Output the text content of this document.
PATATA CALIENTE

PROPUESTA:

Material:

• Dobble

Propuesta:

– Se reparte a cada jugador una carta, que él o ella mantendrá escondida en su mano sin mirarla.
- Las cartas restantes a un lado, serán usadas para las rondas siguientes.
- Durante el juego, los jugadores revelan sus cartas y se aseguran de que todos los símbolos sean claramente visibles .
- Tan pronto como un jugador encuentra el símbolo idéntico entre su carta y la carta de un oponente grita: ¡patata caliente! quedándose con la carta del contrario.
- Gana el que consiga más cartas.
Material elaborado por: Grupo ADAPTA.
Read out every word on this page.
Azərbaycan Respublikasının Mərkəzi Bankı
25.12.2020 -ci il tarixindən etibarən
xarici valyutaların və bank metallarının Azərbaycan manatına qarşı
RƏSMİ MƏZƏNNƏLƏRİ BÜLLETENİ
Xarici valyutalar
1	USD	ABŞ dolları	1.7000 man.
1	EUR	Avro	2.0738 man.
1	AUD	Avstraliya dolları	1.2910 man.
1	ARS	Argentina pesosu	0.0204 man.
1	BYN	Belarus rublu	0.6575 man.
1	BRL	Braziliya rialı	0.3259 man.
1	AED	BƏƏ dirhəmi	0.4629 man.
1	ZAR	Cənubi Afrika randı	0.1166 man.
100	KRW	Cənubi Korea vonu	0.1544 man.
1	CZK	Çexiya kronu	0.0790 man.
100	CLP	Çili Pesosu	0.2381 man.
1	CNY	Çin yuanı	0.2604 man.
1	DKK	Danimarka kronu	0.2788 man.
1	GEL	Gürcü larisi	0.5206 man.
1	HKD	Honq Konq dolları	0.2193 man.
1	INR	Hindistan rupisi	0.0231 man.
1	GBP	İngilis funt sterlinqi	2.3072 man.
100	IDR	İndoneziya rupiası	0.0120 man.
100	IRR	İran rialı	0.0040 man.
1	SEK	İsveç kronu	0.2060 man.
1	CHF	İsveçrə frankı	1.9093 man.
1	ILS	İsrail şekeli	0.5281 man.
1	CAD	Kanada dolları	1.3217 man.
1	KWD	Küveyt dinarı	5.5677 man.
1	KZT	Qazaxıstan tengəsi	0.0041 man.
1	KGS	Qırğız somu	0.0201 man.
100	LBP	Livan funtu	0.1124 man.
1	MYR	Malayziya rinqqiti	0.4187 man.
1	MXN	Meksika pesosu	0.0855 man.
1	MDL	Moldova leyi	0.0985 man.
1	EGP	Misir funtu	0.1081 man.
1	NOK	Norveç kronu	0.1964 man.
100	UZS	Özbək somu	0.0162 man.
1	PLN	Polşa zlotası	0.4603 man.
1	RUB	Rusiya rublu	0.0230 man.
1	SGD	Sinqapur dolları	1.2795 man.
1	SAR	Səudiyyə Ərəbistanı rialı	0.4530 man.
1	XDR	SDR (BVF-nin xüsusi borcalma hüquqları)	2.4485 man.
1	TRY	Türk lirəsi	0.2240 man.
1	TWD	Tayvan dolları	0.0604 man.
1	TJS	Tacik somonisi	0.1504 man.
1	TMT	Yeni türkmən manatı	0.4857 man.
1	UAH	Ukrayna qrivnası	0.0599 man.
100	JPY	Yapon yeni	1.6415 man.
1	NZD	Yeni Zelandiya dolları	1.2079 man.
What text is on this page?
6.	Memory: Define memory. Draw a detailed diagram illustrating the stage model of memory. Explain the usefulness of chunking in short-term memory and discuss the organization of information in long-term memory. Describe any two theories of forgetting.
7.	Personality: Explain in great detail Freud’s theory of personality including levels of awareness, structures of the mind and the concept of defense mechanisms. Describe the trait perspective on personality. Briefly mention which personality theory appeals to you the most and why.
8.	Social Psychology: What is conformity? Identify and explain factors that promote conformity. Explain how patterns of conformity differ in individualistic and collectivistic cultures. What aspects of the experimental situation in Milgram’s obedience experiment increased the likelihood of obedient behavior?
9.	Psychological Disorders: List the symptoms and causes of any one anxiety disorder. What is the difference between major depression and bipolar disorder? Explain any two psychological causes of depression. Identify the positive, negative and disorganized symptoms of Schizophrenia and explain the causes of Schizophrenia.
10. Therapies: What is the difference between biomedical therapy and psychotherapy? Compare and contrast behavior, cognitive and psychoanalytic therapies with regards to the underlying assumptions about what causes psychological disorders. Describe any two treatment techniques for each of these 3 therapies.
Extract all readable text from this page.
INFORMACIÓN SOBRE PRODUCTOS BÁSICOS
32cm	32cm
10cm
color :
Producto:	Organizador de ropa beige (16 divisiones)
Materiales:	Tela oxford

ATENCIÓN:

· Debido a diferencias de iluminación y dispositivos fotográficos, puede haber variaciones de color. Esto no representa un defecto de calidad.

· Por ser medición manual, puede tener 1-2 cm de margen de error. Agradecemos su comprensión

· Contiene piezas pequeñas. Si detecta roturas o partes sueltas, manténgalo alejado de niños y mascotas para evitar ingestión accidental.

**TASK PROMPT**
Reproduce exactly the line containing "Extract all readable text from this page." and every line after it through the end of the records above, and nothing else.

**WORKED ANSWER**
Extract all readable text from this page.
INFORMACIÓN SOBRE PRODUCTOS BÁSICOS
32cm	32cm
10cm
color :
Producto:	Organizador de ropa beige (16 divisiones)
Materiales:	Tela oxford

ATENCIÓN:

· Debido a diferencias de iluminación y dispositivos fotográficos, puede haber variaciones de color. Esto no representa un defecto de calidad.

· Por ser medición manual, puede tener 1-2 cm de margen de error. Agradecemos su comprensión

· Contiene piezas pequeñas. Si detecta roturas o partes sueltas, manténgalo alejado de niños y mascotas para evitar ingestión accidental.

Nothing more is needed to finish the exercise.